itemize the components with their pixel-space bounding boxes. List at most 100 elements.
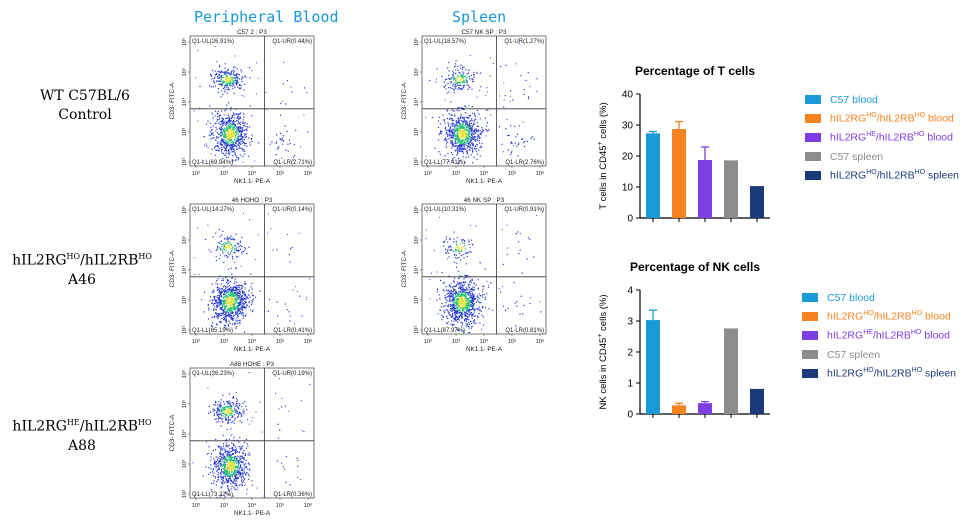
bar-2[interactable]	[698, 403, 712, 414]
flow-x-tick-label: 10⁴	[248, 338, 257, 345]
flow-panel-title: C57 NK SP : P3	[461, 29, 507, 36]
legend-item: hIL2RGHO/hIL2RBHO blood	[805, 109, 959, 128]
y-tick-label: 4	[627, 286, 633, 297]
flow-x-axis-label: NK1.1- PE-A	[234, 178, 271, 185]
bar-1[interactable]	[672, 405, 686, 414]
legend-item: C57 blood	[805, 90, 959, 109]
legend-label: hIL2RGHE/hIL2RBHO blood	[827, 329, 950, 342]
legend-item: hIL2RGHE/hIL2RBHO blood	[802, 326, 956, 345]
bar-2[interactable]	[698, 160, 712, 218]
flow-y-tick-label: 10⁵	[413, 235, 420, 244]
bar-3[interactable]	[724, 328, 738, 414]
chart-title-t-cells: Percentage of T cells	[610, 64, 780, 78]
row-label-a46-line1: hIL2RGHO/hIL2RBHO	[2, 247, 162, 271]
flow-x-tick-label: 10⁴	[248, 502, 257, 509]
legend-item: C57 spleen	[805, 147, 959, 166]
bar-1[interactable]	[672, 129, 686, 218]
flow-y-tick-label: 10⁵	[181, 235, 188, 244]
quadrant-label-ll: Q1-LL(87.97%)	[424, 328, 465, 334]
row-label-wt-line2: Control	[30, 106, 140, 125]
flow-x-tick-label: 10⁵	[276, 170, 285, 177]
flow-x-axis-label: NK1.1- PE-A	[234, 346, 271, 353]
flow-x-tick-label: 10⁵	[508, 170, 517, 177]
flow-y-tick-label: 10²	[414, 158, 420, 166]
flow-y-tick-label: 10⁶	[413, 205, 420, 214]
legend-item: hIL2RGHO/hIL2RBHO spleen	[802, 364, 956, 383]
legend-swatch	[805, 152, 821, 161]
y-tick-label: 20	[622, 152, 634, 163]
bar-4[interactable]	[750, 186, 764, 218]
flow-x-tick-label: 10³	[452, 339, 460, 345]
legend-label: hIL2RGHO/hIL2RBHO blood	[827, 310, 951, 323]
flow-panel-title: 46 HOHO : P3	[232, 197, 273, 204]
legend-item: C57 spleen	[802, 345, 956, 364]
quadrant-label-ur: Q1-UR(1.27%)	[504, 39, 544, 45]
row-label-a46-line2: A46	[2, 271, 162, 290]
legend-label: C57 blood	[830, 94, 878, 106]
flow-plot-frame	[422, 204, 546, 334]
flow-y-tick-label: 10²	[182, 158, 188, 166]
flow-x-axis-label: NK1.1- PE-A	[234, 510, 271, 517]
legend-swatch	[805, 133, 821, 142]
flow-y-tick-label: 10⁴	[181, 97, 188, 106]
flow-x-tick-label: 10⁴	[248, 170, 257, 177]
flow-panel-title: C57 2 : P3	[237, 29, 267, 36]
flow-y-axis-label: CD3- FITC-A	[169, 82, 176, 120]
flow-y-tick-label: 10⁴	[413, 97, 420, 106]
flow-plot-svg: 46 HOHO : P3Q1-UL(14.27%)Q1-UR(0.14%)Q1-…	[166, 196, 326, 358]
flow-y-tick-label: 10⁶	[181, 205, 188, 214]
legend-label: hIL2RGHO/hIL2RBHO blood	[830, 112, 954, 125]
bar-3[interactable]	[724, 160, 738, 218]
column-title-peripheral-blood: Peripheral Blood	[194, 8, 339, 26]
legend-swatch	[802, 331, 818, 340]
flow-x-tick-label: 10²	[192, 171, 200, 177]
quadrant-label-ur: Q1-UR(0.44%)	[272, 39, 312, 45]
y-tick-label: 3	[627, 317, 633, 328]
y-axis-label: T cells in CD45+ cells (%)	[597, 102, 609, 209]
y-tick-label: 30	[622, 121, 634, 132]
legend-swatch	[802, 369, 818, 378]
bar-0[interactable]	[646, 133, 660, 218]
legend-item: hIL2RGHO/hIL2RBHO spleen	[805, 166, 959, 185]
y-axis-label: NK cells in CD45+ cells (%)	[597, 295, 609, 410]
flow-x-tick-label: 10⁶	[536, 338, 545, 345]
legend-swatch	[802, 293, 818, 302]
flow-plot-frame	[190, 368, 314, 498]
y-tick-label: 0	[627, 214, 633, 225]
flow-panel-title: 46 NK SP : P3	[464, 197, 505, 204]
quadrant-label-ur: Q1-UR(0.19%)	[272, 371, 312, 377]
flow-y-tick-label: 10³	[182, 460, 188, 468]
legend-t-cells: C57 blood hIL2RGHO/hIL2RBHO blood hIL2RGHE…	[805, 90, 959, 185]
legend-nk-cells: C57 blood hIL2RGHO/hIL2RBHO blood hIL2RGHE…	[802, 288, 956, 383]
y-tick-label: 40	[622, 90, 634, 101]
legend-item: C57 blood	[802, 288, 956, 307]
flow-plot-svg: A88 HOHE : P3Q1-UL(26.23%)Q1-UR(0.19%)Q1…	[166, 360, 326, 522]
flow-plot-svg: C57 2 : P3Q1-UL(26.91%)Q1-UR(0.44%)Q1-LL…	[166, 28, 326, 190]
flow-y-tick-label: 10³	[182, 128, 188, 136]
flow-y-tick-label: 10²	[182, 490, 188, 498]
flow-plot-frame	[422, 36, 546, 166]
legend-swatch	[805, 114, 821, 123]
quadrant-label-ll: Q1-LL(77.41%)	[424, 160, 465, 166]
quadrant-label-ul: Q1-UL(26.91%)	[192, 39, 234, 45]
flow-y-tick-label: 10²	[414, 326, 420, 334]
flow-x-tick-label: 10⁴	[480, 338, 489, 345]
bar-0[interactable]	[646, 320, 660, 414]
flow-x-axis-label: NK1.1- PE-A	[466, 346, 503, 353]
bar-4[interactable]	[750, 389, 764, 414]
flow-y-tick-label: 10⁵	[181, 67, 188, 76]
flow-x-tick-label: 10⁵	[508, 338, 517, 345]
legend-label: hIL2RGHE/hIL2RBHO blood	[830, 131, 953, 144]
flow-x-tick-label: 10³	[220, 339, 228, 345]
y-tick-label: 0	[627, 410, 633, 421]
flow-y-tick-label: 10⁶	[181, 369, 188, 378]
flow-x-tick-label: 10⁵	[276, 338, 285, 345]
legend-label: C57 blood	[827, 292, 875, 304]
flow-x-tick-label: 10³	[452, 171, 460, 177]
legend-label: C57 spleen	[827, 349, 880, 361]
flow-x-tick-label: 10³	[220, 171, 228, 177]
flow-y-tick-label: 10⁴	[413, 265, 420, 274]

→ EXERCISE REQUIREMENTS
The entries above should be written out in full, and any picture in them left out.

→ EXERCISE OUTPUT
itemize the components with their pixel-space bounding boxes. List at most 100 elements.
bar-2[interactable]	[698, 403, 712, 414]
flow-x-tick-label: 10⁴	[248, 338, 257, 345]
flow-panel-title: C57 NK SP : P3	[461, 29, 507, 36]
legend-item: hIL2RGHO/hIL2RBHO blood	[805, 109, 959, 128]
y-tick-label: 4	[627, 286, 633, 297]
flow-x-axis-label: NK1.1- PE-A	[234, 178, 271, 185]
bar-1[interactable]	[672, 405, 686, 414]
legend-item: C57 blood	[805, 90, 959, 109]
legend-label: hIL2RGHE/hIL2RBHO blood	[827, 329, 950, 342]
legend-item: hIL2RGHE/hIL2RBHO blood	[802, 326, 956, 345]
bar-2[interactable]	[698, 160, 712, 218]
flow-y-tick-label: 10⁵	[413, 235, 420, 244]
bar-3[interactable]	[724, 328, 738, 414]
chart-title-t-cells: Percentage of T cells	[610, 64, 780, 78]
row-label-a46-line1: hIL2RGHO/hIL2RBHO	[2, 247, 162, 271]
flow-x-tick-label: 10⁴	[248, 502, 257, 509]
legend-item: C57 spleen	[805, 147, 959, 166]
bar-1[interactable]	[672, 129, 686, 218]
flow-y-tick-label: 10⁵	[181, 235, 188, 244]
quadrant-label-ll: Q1-LL(87.97%)	[424, 328, 465, 334]
row-label-wt-line2: Control	[30, 106, 140, 125]
flow-x-tick-label: 10⁵	[276, 170, 285, 177]
flow-x-axis-label: NK1.1- PE-A	[234, 346, 271, 353]
flow-x-tick-label: 10⁵	[508, 170, 517, 177]
flow-y-tick-label: 10²	[414, 158, 420, 166]
flow-y-tick-label: 10⁶	[413, 205, 420, 214]
legend-item: hIL2RGHO/hIL2RBHO spleen	[802, 364, 956, 383]
legend-swatch	[805, 152, 821, 161]
y-tick-label: 20	[622, 152, 634, 163]
bar-4[interactable]	[750, 186, 764, 218]
flow-x-tick-label: 10³	[452, 339, 460, 345]
legend-label: hIL2RGHO/hIL2RBHO blood	[827, 310, 951, 323]
flow-panel-title: 46 HOHO : P3	[232, 197, 273, 204]
legend-item: C57 spleen	[802, 345, 956, 364]
quadrant-label-ur: Q1-UR(1.27%)	[504, 39, 544, 45]
row-label-a46-line2: A46	[2, 271, 162, 290]
legend-label: C57 blood	[830, 94, 878, 106]
flow-plot-frame	[422, 204, 546, 334]
flow-y-tick-label: 10²	[182, 158, 188, 166]
flow-x-axis-label: NK1.1- PE-A	[234, 510, 271, 517]
legend-swatch	[805, 133, 821, 142]
flow-y-tick-label: 10⁴	[181, 97, 188, 106]
flow-x-tick-label: 10⁴	[248, 170, 257, 177]
flow-panel-title: C57 2 : P3	[237, 29, 267, 36]
flow-y-axis-label: CD3- FITC-A	[169, 82, 176, 120]
flow-y-tick-label: 10⁴	[413, 97, 420, 106]
flow-plot-svg: 46 HOHO : P3Q1-UL(14.27%)Q1-UR(0.14%)Q1-…	[166, 196, 326, 358]
flow-y-tick-label: 10⁶	[181, 205, 188, 214]
legend-label: hIL2RGHO/hIL2RBHO blood	[830, 112, 954, 125]
bar-3[interactable]	[724, 160, 738, 218]
column-title-peripheral-blood: Peripheral Blood	[194, 8, 339, 26]
legend-swatch	[802, 331, 818, 340]
flow-x-tick-label: 10²	[192, 171, 200, 177]
quadrant-label-ur: Q1-UR(0.44%)	[272, 39, 312, 45]
y-tick-label: 3	[627, 317, 633, 328]
y-axis-label: T cells in CD45+ cells (%)	[597, 102, 609, 209]
y-tick-label: 30	[622, 121, 634, 132]
legend-swatch	[802, 369, 818, 378]
bar-0[interactable]	[646, 133, 660, 218]
legend-item: hIL2RGHO/hIL2RBHO spleen	[805, 166, 959, 185]
y-axis-label: NK cells in CD45+ cells (%)	[597, 295, 609, 410]
flow-x-tick-label: 10⁶	[536, 338, 545, 345]
legend-swatch	[802, 293, 818, 302]
flow-plot-frame	[190, 368, 314, 498]
y-tick-label: 0	[627, 214, 633, 225]
flow-panel-title: 46 NK SP : P3	[464, 197, 505, 204]
quadrant-label-ur: Q1-UR(0.19%)	[272, 371, 312, 377]
flow-y-tick-label: 10³	[182, 460, 188, 468]
legend-t-cells: C57 blood hIL2RGHO/hIL2RBHO blood hIL2RGHE…	[805, 90, 959, 185]
legend-nk-cells: C57 blood hIL2RGHO/hIL2RBHO blood hIL2RGHE…	[802, 288, 956, 383]
y-tick-label: 40	[622, 90, 634, 101]
legend-item: C57 blood	[802, 288, 956, 307]
flow-plot-svg: A88 HOHE : P3Q1-UL(26.23%)Q1-UR(0.19%)Q1…	[166, 360, 326, 522]
flow-plot-svg: C57 2 : P3Q1-UL(26.91%)Q1-UR(0.44%)Q1-LL…	[166, 28, 326, 190]
flow-y-tick-label: 10³	[182, 128, 188, 136]
flow-y-tick-label: 10²	[182, 490, 188, 498]
flow-plot-frame	[422, 36, 546, 166]
legend-swatch	[805, 114, 821, 123]
quadrant-label-ll: Q1-LL(77.41%)	[424, 160, 465, 166]
quadrant-label-ul: Q1-UL(26.91%)	[192, 39, 234, 45]
flow-y-tick-label: 10²	[414, 326, 420, 334]
flow-x-tick-label: 10⁴	[480, 338, 489, 345]
bar-0[interactable]	[646, 320, 660, 414]
flow-x-axis-label: NK1.1- PE-A	[466, 346, 503, 353]
bar-4[interactable]	[750, 389, 764, 414]
flow-y-tick-label: 10⁵	[181, 67, 188, 76]
flow-x-tick-label: 10⁵	[508, 338, 517, 345]
legend-label: hIL2RGHE/hIL2RBHO blood	[830, 131, 953, 144]
flow-x-tick-label: 10³	[220, 339, 228, 345]
y-tick-label: 0	[627, 410, 633, 421]
flow-y-tick-label: 10⁶	[181, 369, 188, 378]
flow-x-tick-label: 10⁵	[276, 338, 285, 345]
legend-label: C57 blood	[827, 292, 875, 304]
flow-x-tick-label: 10³	[452, 171, 460, 177]
legend-label: C57 spleen	[827, 349, 880, 361]
flow-x-tick-label: 10³	[220, 171, 228, 177]
flow-y-tick-label: 10⁴	[413, 265, 420, 274]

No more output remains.